* Begin *

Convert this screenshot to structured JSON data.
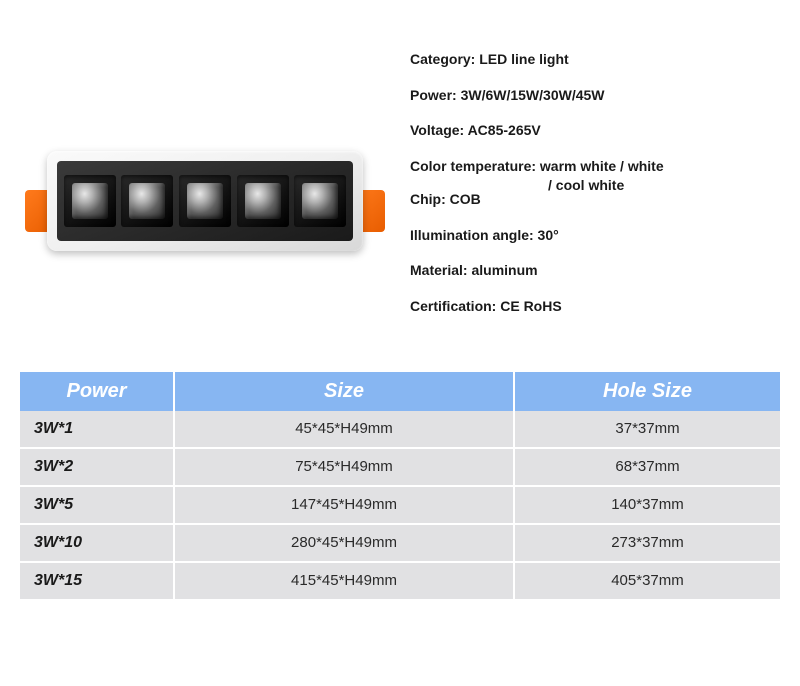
{
  "colors": {
    "header_bg": "#87b6f2",
    "row_bg": "#e1e1e3",
    "header_text": "#ffffff",
    "body_text": "#1a1a1a",
    "clip_color": "#ff7a1c"
  },
  "specs": [
    {
      "label": "Category:",
      "value": " LED line light"
    },
    {
      "label": "Power:",
      "value": " 3W/6W/15W/30W/45W"
    },
    {
      "label": "Voltage:",
      "value": " AC85-265V"
    },
    {
      "label": "Color temperature:",
      "value": " warm white / white",
      "continuation": "/ cool white"
    },
    {
      "label": "Chip:",
      "value": " COB"
    },
    {
      "label": "Illumination angle:",
      "value": " 30°"
    },
    {
      "label": "Material:",
      "value": " aluminum"
    },
    {
      "label": "Certification:",
      "value": " CE RoHS"
    }
  ],
  "table": {
    "headers": {
      "power": "Power",
      "size": "Size",
      "hole": "Hole Size"
    },
    "rows": [
      {
        "power": "3W*1",
        "size": "45*45*H49mm",
        "hole": "37*37mm"
      },
      {
        "power": "3W*2",
        "size": "75*45*H49mm",
        "hole": "68*37mm"
      },
      {
        "power": "3W*5",
        "size": "147*45*H49mm",
        "hole": "140*37mm"
      },
      {
        "power": "3W*10",
        "size": "280*45*H49mm",
        "hole": "273*37mm"
      },
      {
        "power": "3W*15",
        "size": "415*45*H49mm",
        "hole": "405*37mm"
      }
    ]
  },
  "product": {
    "led_count": 5
  }
}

* End *

**Directive:** Strip out the pictures and quote the remaining data word for word.

**Answer to this task:**
Convert this screenshot to structured JSON data.
{
  "colors": {
    "header_bg": "#87b6f2",
    "row_bg": "#e1e1e3",
    "header_text": "#ffffff",
    "body_text": "#1a1a1a",
    "clip_color": "#ff7a1c"
  },
  "specs": [
    {
      "label": "Category:",
      "value": " LED line light"
    },
    {
      "label": "Power:",
      "value": " 3W/6W/15W/30W/45W"
    },
    {
      "label": "Voltage:",
      "value": " AC85-265V"
    },
    {
      "label": "Color temperature:",
      "value": " warm white / white",
      "continuation": "/ cool white"
    },
    {
      "label": "Chip:",
      "value": " COB"
    },
    {
      "label": "Illumination angle:",
      "value": " 30°"
    },
    {
      "label": "Material:",
      "value": " aluminum"
    },
    {
      "label": "Certification:",
      "value": " CE RoHS"
    }
  ],
  "table": {
    "headers": {
      "power": "Power",
      "size": "Size",
      "hole": "Hole Size"
    },
    "rows": [
      {
        "power": "3W*1",
        "size": "45*45*H49mm",
        "hole": "37*37mm"
      },
      {
        "power": "3W*2",
        "size": "75*45*H49mm",
        "hole": "68*37mm"
      },
      {
        "power": "3W*5",
        "size": "147*45*H49mm",
        "hole": "140*37mm"
      },
      {
        "power": "3W*10",
        "size": "280*45*H49mm",
        "hole": "273*37mm"
      },
      {
        "power": "3W*15",
        "size": "415*45*H49mm",
        "hole": "405*37mm"
      }
    ]
  },
  "product": {
    "led_count": 5
  }
}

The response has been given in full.